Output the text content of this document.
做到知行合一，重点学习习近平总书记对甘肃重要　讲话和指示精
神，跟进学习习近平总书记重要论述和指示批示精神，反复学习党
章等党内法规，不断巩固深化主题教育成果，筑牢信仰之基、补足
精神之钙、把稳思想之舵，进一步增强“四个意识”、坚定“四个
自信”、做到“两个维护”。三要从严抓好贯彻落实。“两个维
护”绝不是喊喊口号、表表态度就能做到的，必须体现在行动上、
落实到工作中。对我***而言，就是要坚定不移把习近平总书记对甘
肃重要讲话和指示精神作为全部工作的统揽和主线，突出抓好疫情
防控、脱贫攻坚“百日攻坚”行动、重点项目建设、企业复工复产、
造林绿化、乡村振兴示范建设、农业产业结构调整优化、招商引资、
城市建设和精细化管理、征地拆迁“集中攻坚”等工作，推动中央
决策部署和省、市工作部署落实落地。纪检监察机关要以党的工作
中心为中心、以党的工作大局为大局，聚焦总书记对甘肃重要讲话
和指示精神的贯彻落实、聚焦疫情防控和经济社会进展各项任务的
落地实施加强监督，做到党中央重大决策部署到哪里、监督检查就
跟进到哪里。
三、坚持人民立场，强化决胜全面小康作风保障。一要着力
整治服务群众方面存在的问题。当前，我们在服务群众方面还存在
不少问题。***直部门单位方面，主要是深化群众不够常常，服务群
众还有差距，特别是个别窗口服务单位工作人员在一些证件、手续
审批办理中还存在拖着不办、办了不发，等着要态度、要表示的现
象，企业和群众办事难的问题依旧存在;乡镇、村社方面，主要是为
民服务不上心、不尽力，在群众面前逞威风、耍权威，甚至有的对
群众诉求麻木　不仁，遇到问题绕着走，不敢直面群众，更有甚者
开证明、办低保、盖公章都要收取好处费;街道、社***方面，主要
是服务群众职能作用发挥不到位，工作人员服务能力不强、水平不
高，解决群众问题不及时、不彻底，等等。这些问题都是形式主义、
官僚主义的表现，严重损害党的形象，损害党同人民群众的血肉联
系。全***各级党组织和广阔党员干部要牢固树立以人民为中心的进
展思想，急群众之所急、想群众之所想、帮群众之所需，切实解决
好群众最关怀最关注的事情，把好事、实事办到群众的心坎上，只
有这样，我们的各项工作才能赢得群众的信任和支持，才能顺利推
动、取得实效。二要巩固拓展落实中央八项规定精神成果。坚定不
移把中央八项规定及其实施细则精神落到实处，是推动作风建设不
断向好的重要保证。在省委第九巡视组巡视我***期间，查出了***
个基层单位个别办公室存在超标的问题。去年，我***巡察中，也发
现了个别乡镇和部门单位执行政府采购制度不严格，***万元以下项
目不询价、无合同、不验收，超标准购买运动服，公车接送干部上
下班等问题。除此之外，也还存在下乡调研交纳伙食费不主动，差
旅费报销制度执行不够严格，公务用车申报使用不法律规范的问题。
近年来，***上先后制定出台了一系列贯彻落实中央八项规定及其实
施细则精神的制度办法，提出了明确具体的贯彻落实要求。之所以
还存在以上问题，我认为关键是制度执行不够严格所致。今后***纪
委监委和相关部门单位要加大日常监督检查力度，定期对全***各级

+ + + + +

§ **SET EXERCISE**
Reproduce each entry exactly, leaving out nothing.

§ **FULL RESPONSE**
Output the text content of this document.
做到知行合一，重点学习习近平总书记对甘肃重要　讲话和指示精
神，跟进学习习近平总书记重要论述和指示批示精神，反复学习党
章等党内法规，不断巩固深化主题教育成果，筑牢信仰之基、补足
精神之钙、把稳思想之舵，进一步增强“四个意识”、坚定“四个
自信”、做到“两个维护”。三要从严抓好贯彻落实。“两个维
护”绝不是喊喊口号、表表态度就能做到的，必须体现在行动上、
落实到工作中。对我***而言，就是要坚定不移把习近平总书记对甘
肃重要讲话和指示精神作为全部工作的统揽和主线，突出抓好疫情
防控、脱贫攻坚“百日攻坚”行动、重点项目建设、企业复工复产、
造林绿化、乡村振兴示范建设、农业产业结构调整优化、招商引资、
城市建设和精细化管理、征地拆迁“集中攻坚”等工作，推动中央
决策部署和省、市工作部署落实落地。纪检监察机关要以党的工作
中心为中心、以党的工作大局为大局，聚焦总书记对甘肃重要讲话
和指示精神的贯彻落实、聚焦疫情防控和经济社会进展各项任务的
落地实施加强监督，做到党中央重大决策部署到哪里、监督检查就
跟进到哪里。
三、坚持人民立场，强化决胜全面小康作风保障。一要着力
整治服务群众方面存在的问题。当前，我们在服务群众方面还存在
不少问题。***直部门单位方面，主要是深化群众不够常常，服务群
众还有差距，特别是个别窗口服务单位工作人员在一些证件、手续
审批办理中还存在拖着不办、办了不发，等着要态度、要表示的现
象，企业和群众办事难的问题依旧存在;乡镇、村社方面，主要是为
民服务不上心、不尽力，在群众面前逞威风、耍权威，甚至有的对
群众诉求麻木　不仁，遇到问题绕着走，不敢直面群众，更有甚者
开证明、办低保、盖公章都要收取好处费;街道、社***方面，主要
是服务群众职能作用发挥不到位，工作人员服务能力不强、水平不
高，解决群众问题不及时、不彻底，等等。这些问题都是形式主义、
官僚主义的表现，严重损害党的形象，损害党同人民群众的血肉联
系。全***各级党组织和广阔党员干部要牢固树立以人民为中心的进
展思想，急群众之所急、想群众之所想、帮群众之所需，切实解决
好群众最关怀最关注的事情，把好事、实事办到群众的心坎上，只
有这样，我们的各项工作才能赢得群众的信任和支持，才能顺利推
动、取得实效。二要巩固拓展落实中央八项规定精神成果。坚定不
移把中央八项规定及其实施细则精神落到实处，是推动作风建设不
断向好的重要保证。在省委第九巡视组巡视我***期间，查出了***
个基层单位个别办公室存在超标的问题。去年，我***巡察中，也发
现了个别乡镇和部门单位执行政府采购制度不严格，***万元以下项
目不询价、无合同、不验收，超标准购买运动服，公车接送干部上
下班等问题。除此之外，也还存在下乡调研交纳伙食费不主动，差
旅费报销制度执行不够严格，公务用车申报使用不法律规范的问题。
近年来，***上先后制定出台了一系列贯彻落实中央八项规定及其实
施细则精神的制度办法，提出了明确具体的贯彻落实要求。之所以
还存在以上问题，我认为关键是制度执行不够严格所致。今后***纪
委监委和相关部门单位要加大日常监督检查力度，定期对全***各级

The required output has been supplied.